## WHAT IS REQUIRED
Return, word for word, every line that follows.

++++++++

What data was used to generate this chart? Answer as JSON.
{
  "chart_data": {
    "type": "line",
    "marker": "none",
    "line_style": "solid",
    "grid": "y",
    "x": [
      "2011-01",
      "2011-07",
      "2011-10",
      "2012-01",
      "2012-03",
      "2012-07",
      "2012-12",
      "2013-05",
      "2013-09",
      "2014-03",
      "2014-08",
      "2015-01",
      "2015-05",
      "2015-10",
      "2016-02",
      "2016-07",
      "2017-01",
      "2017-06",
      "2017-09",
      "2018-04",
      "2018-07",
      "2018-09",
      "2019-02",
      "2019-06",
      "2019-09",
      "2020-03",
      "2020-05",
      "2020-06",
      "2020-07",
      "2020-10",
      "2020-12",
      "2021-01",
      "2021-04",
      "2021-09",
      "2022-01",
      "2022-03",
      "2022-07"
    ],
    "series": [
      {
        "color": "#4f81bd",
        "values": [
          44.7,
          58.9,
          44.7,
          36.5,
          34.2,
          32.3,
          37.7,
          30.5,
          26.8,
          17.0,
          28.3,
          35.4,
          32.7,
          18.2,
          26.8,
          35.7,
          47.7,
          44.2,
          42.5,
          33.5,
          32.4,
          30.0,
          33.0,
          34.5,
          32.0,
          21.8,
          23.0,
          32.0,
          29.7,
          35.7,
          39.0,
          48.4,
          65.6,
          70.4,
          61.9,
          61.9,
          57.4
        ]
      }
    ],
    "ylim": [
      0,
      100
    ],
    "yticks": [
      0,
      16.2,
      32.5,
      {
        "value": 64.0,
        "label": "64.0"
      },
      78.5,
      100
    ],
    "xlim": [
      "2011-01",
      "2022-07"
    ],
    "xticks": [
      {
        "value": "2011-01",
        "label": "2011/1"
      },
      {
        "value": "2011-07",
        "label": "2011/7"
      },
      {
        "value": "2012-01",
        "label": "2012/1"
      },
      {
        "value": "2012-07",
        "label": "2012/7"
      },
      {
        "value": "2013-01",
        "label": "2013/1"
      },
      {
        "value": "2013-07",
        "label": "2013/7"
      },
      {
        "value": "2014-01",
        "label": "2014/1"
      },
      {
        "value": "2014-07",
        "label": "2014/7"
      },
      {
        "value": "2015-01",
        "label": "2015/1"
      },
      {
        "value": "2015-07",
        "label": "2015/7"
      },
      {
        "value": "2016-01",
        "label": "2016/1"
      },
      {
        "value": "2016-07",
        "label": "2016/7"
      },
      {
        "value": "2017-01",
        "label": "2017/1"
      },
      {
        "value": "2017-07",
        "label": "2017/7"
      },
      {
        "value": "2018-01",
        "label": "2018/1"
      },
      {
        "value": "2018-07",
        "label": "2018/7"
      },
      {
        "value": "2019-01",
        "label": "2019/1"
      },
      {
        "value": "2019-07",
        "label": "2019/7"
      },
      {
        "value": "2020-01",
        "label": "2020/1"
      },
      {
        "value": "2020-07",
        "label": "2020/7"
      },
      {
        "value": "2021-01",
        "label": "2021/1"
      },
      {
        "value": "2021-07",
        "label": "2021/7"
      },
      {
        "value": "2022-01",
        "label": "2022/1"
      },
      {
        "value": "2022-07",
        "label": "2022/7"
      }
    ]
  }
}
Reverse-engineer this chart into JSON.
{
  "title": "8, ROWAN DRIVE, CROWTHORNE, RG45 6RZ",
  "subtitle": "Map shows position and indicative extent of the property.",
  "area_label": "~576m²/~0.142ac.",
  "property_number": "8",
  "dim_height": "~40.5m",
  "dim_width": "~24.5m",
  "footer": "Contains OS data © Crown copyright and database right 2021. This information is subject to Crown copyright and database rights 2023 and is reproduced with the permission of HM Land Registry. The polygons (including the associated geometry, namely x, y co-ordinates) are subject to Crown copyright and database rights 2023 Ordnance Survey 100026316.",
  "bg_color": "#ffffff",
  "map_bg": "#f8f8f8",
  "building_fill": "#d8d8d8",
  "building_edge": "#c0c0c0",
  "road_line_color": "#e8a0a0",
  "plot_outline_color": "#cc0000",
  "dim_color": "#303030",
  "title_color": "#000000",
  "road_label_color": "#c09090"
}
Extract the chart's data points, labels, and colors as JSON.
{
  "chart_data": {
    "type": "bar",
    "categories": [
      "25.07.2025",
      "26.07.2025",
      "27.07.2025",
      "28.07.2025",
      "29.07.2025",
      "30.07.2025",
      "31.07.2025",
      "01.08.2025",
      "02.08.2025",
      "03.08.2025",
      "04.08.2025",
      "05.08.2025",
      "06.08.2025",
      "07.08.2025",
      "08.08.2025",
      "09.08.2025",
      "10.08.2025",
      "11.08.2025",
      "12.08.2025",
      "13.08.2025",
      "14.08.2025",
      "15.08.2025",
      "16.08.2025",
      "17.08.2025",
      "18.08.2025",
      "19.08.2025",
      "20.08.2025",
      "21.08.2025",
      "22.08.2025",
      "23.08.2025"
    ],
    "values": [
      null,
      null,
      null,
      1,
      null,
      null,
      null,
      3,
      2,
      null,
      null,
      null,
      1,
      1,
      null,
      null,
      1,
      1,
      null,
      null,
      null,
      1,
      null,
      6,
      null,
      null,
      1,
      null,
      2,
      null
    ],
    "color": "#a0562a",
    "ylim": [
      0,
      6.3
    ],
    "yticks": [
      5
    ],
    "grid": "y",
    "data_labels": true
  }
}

++++++++

## SOLUTION BELOW
What data was used to generate this chart? Answer as JSON.
{
  "chart_data": {
    "type": "line",
    "marker": "none",
    "line_style": "solid",
    "grid": "y",
    "x": [
      "2011-01",
      "2011-07",
      "2011-10",
      "2012-01",
      "2012-03",
      "2012-07",
      "2012-12",
      "2013-05",
      "2013-09",
      "2014-03",
      "2014-08",
      "2015-01",
      "2015-05",
      "2015-10",
      "2016-02",
      "2016-07",
      "2017-01",
      "2017-06",
      "2017-09",
      "2018-04",
      "2018-07",
      "2018-09",
      "2019-02",
      "2019-06",
      "2019-09",
      "2020-03",
      "2020-05",
      "2020-06",
      "2020-07",
      "2020-10",
      "2020-12",
      "2021-01",
      "2021-04",
      "2021-09",
      "2022-01",
      "2022-03",
      "2022-07"
    ],
    "series": [
      {
        "color": "#4f81bd",
        "values": [
          44.7,
          58.9,
          44.7,
          36.5,
          34.2,
          32.3,
          37.7,
          30.5,
          26.8,
          17.0,
          28.3,
          35.4,
          32.7,
          18.2,
          26.8,
          35.7,
          47.7,
          44.2,
          42.5,
          33.5,
          32.4,
          30.0,
          33.0,
          34.5,
          32.0,
          21.8,
          23.0,
          32.0,
          29.7,
          35.7,
          39.0,
          48.4,
          65.6,
          70.4,
          61.9,
          61.9,
          57.4
        ]
      }
    ],
    "ylim": [
      0,
      100
    ],
    "yticks": [
      0,
      16.2,
      32.5,
      {
        "value": 64.0,
        "label": "64.0"
      },
      78.5,
      100
    ],
    "xlim": [
      "2011-01",
      "2022-07"
    ],
    "xticks": [
      {
        "value": "2011-01",
        "label": "2011/1"
      },
      {
        "value": "2011-07",
        "label": "2011/7"
      },
      {
        "value": "2012-01",
        "label": "2012/1"
      },
      {
        "value": "2012-07",
        "label": "2012/7"
      },
      {
        "value": "2013-01",
        "label": "2013/1"
      },
      {
        "value": "2013-07",
        "label": "2013/7"
      },
      {
        "value": "2014-01",
        "label": "2014/1"
      },
      {
        "value": "2014-07",
        "label": "2014/7"
      },
      {
        "value": "2015-01",
        "label": "2015/1"
      },
      {
        "value": "2015-07",
        "label": "2015/7"
      },
      {
        "value": "2016-01",
        "label": "2016/1"
      },
      {
        "value": "2016-07",
        "label": "2016/7"
      },
      {
        "value": "2017-01",
        "label": "2017/1"
      },
      {
        "value": "2017-07",
        "label": "2017/7"
      },
      {
        "value": "2018-01",
        "label": "2018/1"
      },
      {
        "value": "2018-07",
        "label": "2018/7"
      },
      {
        "value": "2019-01",
        "label": "2019/1"
      },
      {
        "value": "2019-07",
        "label": "2019/7"
      },
      {
        "value": "2020-01",
        "label": "2020/1"
      },
      {
        "value": "2020-07",
        "label": "2020/7"
      },
      {
        "value": "2021-01",
        "label": "2021/1"
      },
      {
        "value": "2021-07",
        "label": "2021/7"
      },
      {
        "value": "2022-01",
        "label": "2022/1"
      },
      {
        "value": "2022-07",
        "label": "2022/7"
      }
    ]
  }
}
Reverse-engineer this chart into JSON.
{
  "title": "8, ROWAN DRIVE, CROWTHORNE, RG45 6RZ",
  "subtitle": "Map shows position and indicative extent of the property.",
  "area_label": "~576m²/~0.142ac.",
  "property_number": "8",
  "dim_height": "~40.5m",
  "dim_width": "~24.5m",
  "footer": "Contains OS data © Crown copyright and database right 2021. This information is subject to Crown copyright and database rights 2023 and is reproduced with the permission of HM Land Registry. The polygons (including the associated geometry, namely x, y co-ordinates) are subject to Crown copyright and database rights 2023 Ordnance Survey 100026316.",
  "bg_color": "#ffffff",
  "map_bg": "#f8f8f8",
  "building_fill": "#d8d8d8",
  "building_edge": "#c0c0c0",
  "road_line_color": "#e8a0a0",
  "plot_outline_color": "#cc0000",
  "dim_color": "#303030",
  "title_color": "#000000",
  "road_label_color": "#c09090"
}
Extract the chart's data points, labels, and colors as JSON.
{
  "chart_data": {
    "type": "bar",
    "categories": [
      "25.07.2025",
      "26.07.2025",
      "27.07.2025",
      "28.07.2025",
      "29.07.2025",
      "30.07.2025",
      "31.07.2025",
      "01.08.2025",
      "02.08.2025",
      "03.08.2025",
      "04.08.2025",
      "05.08.2025",
      "06.08.2025",
      "07.08.2025",
      "08.08.2025",
      "09.08.2025",
      "10.08.2025",
      "11.08.2025",
      "12.08.2025",
      "13.08.2025",
      "14.08.2025",
      "15.08.2025",
      "16.08.2025",
      "17.08.2025",
      "18.08.2025",
      "19.08.2025",
      "20.08.2025",
      "21.08.2025",
      "22.08.2025",
      "23.08.2025"
    ],
    "values": [
      null,
      null,
      null,
      1,
      null,
      null,
      null,
      3,
      2,
      null,
      null,
      null,
      1,
      1,
      null,
      null,
      1,
      1,
      null,
      null,
      null,
      1,
      null,
      6,
      null,
      null,
      1,
      null,
      2,
      null
    ],
    "color": "#a0562a",
    "ylim": [
      0,
      6.3
    ],
    "yticks": [
      5
    ],
    "grid": "y",
    "data_labels": true
  }
}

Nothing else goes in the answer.